Stored data entries
---

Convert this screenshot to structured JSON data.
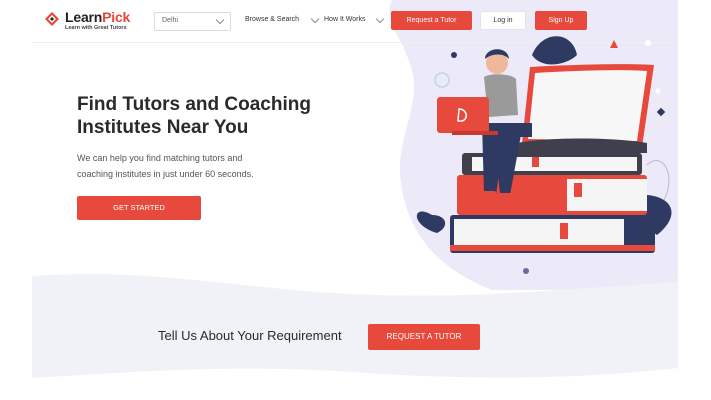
{
  "header": {
    "logo": {
      "brand_first": "Learn",
      "brand_second": "Pick",
      "tagline": "Learn with Great Tutors"
    },
    "location": {
      "value": "Delhi"
    },
    "nav": [
      {
        "label": "Browse & Search"
      },
      {
        "label": "How It Works"
      }
    ],
    "request_tutor_label": "Request a Tutor",
    "login_label": "Log in",
    "signup_label": "Sign Up"
  },
  "hero": {
    "title_line1": "Find Tutors and Coaching",
    "title_line2": "Institutes Near You",
    "subtitle_line1": "We can help you find matching tutors and",
    "subtitle_line2": "coaching institutes in just under 60 seconds.",
    "cta_label": "GET STARTED"
  },
  "requirement": {
    "text": "Tell Us About Your Requirement",
    "cta_label": "REQUEST A TUTOR"
  },
  "colors": {
    "accent": "#e8493d",
    "blob": "#eceaf8",
    "navy": "#2f3a62"
  },
  "icons": [
    "diamond-logo-icon",
    "chevron-down-icon",
    "hero-illustration"
  ]
}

---

Directions - Write out the whole listing exactly, and drop the pictures.

Full solution -
Convert this screenshot to structured JSON data.
{
  "header": {
    "logo": {
      "brand_first": "Learn",
      "brand_second": "Pick",
      "tagline": "Learn with Great Tutors"
    },
    "location": {
      "value": "Delhi"
    },
    "nav": [
      {
        "label": "Browse & Search"
      },
      {
        "label": "How It Works"
      }
    ],
    "request_tutor_label": "Request a Tutor",
    "login_label": "Log in",
    "signup_label": "Sign Up"
  },
  "hero": {
    "title_line1": "Find Tutors and Coaching",
    "title_line2": "Institutes Near You",
    "subtitle_line1": "We can help you find matching tutors and",
    "subtitle_line2": "coaching institutes in just under 60 seconds.",
    "cta_label": "GET STARTED"
  },
  "requirement": {
    "text": "Tell Us About Your Requirement",
    "cta_label": "REQUEST A TUTOR"
  },
  "colors": {
    "accent": "#e8493d",
    "blob": "#eceaf8",
    "navy": "#2f3a62"
  },
  "icons": [
    "diamond-logo-icon",
    "chevron-down-icon",
    "hero-illustration"
  ]
}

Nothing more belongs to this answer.